***** Records for this task

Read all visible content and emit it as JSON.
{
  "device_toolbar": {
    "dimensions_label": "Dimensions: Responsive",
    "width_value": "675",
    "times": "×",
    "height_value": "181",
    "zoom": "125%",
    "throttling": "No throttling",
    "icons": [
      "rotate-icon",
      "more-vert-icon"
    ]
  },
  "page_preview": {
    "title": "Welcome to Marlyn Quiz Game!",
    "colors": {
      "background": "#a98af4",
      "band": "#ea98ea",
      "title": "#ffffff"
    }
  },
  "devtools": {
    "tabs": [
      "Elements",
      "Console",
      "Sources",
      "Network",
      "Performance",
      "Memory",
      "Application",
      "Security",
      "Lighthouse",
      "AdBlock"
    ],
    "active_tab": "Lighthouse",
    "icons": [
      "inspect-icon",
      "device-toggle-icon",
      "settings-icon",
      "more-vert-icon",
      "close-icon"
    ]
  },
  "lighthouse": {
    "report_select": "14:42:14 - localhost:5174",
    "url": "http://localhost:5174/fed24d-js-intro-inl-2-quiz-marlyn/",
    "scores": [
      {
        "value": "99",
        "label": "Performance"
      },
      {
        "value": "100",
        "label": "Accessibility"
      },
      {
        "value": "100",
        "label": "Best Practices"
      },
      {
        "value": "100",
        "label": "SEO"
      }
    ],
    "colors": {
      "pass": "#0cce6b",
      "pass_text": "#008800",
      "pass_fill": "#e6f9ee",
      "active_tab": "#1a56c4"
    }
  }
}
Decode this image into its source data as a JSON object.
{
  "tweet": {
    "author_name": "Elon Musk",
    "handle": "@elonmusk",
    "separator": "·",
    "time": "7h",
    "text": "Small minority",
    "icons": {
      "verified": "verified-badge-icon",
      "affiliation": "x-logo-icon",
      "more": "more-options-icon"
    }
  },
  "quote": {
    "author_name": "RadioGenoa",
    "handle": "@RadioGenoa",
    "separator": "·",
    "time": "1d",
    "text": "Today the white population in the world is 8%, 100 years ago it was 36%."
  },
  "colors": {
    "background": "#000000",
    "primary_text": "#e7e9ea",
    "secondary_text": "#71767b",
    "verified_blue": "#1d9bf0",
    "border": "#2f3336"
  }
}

**********

Instruction — Reproduce the material exactly, with every line intact.

Solution to the exercise —
Read all visible content and emit it as JSON.
{
  "device_toolbar": {
    "dimensions_label": "Dimensions: Responsive",
    "width_value": "675",
    "times": "×",
    "height_value": "181",
    "zoom": "125%",
    "throttling": "No throttling",
    "icons": [
      "rotate-icon",
      "more-vert-icon"
    ]
  },
  "page_preview": {
    "title": "Welcome to Marlyn Quiz Game!",
    "colors": {
      "background": "#a98af4",
      "band": "#ea98ea",
      "title": "#ffffff"
    }
  },
  "devtools": {
    "tabs": [
      "Elements",
      "Console",
      "Sources",
      "Network",
      "Performance",
      "Memory",
      "Application",
      "Security",
      "Lighthouse",
      "AdBlock"
    ],
    "active_tab": "Lighthouse",
    "icons": [
      "inspect-icon",
      "device-toggle-icon",
      "settings-icon",
      "more-vert-icon",
      "close-icon"
    ]
  },
  "lighthouse": {
    "report_select": "14:42:14 - localhost:5174",
    "url": "http://localhost:5174/fed24d-js-intro-inl-2-quiz-marlyn/",
    "scores": [
      {
        "value": "99",
        "label": "Performance"
      },
      {
        "value": "100",
        "label": "Accessibility"
      },
      {
        "value": "100",
        "label": "Best Practices"
      },
      {
        "value": "100",
        "label": "SEO"
      }
    ],
    "colors": {
      "pass": "#0cce6b",
      "pass_text": "#008800",
      "pass_fill": "#e6f9ee",
      "active_tab": "#1a56c4"
    }
  }
}
Decode this image into its source data as a JSON object.
{
  "tweet": {
    "author_name": "Elon Musk",
    "handle": "@elonmusk",
    "separator": "·",
    "time": "7h",
    "text": "Small minority",
    "icons": {
      "verified": "verified-badge-icon",
      "affiliation": "x-logo-icon",
      "more": "more-options-icon"
    }
  },
  "quote": {
    "author_name": "RadioGenoa",
    "handle": "@RadioGenoa",
    "separator": "·",
    "time": "1d",
    "text": "Today the white population in the world is 8%, 100 years ago it was 36%."
  },
  "colors": {
    "background": "#000000",
    "primary_text": "#e7e9ea",
    "secondary_text": "#71767b",
    "verified_blue": "#1d9bf0",
    "border": "#2f3336"
  }
}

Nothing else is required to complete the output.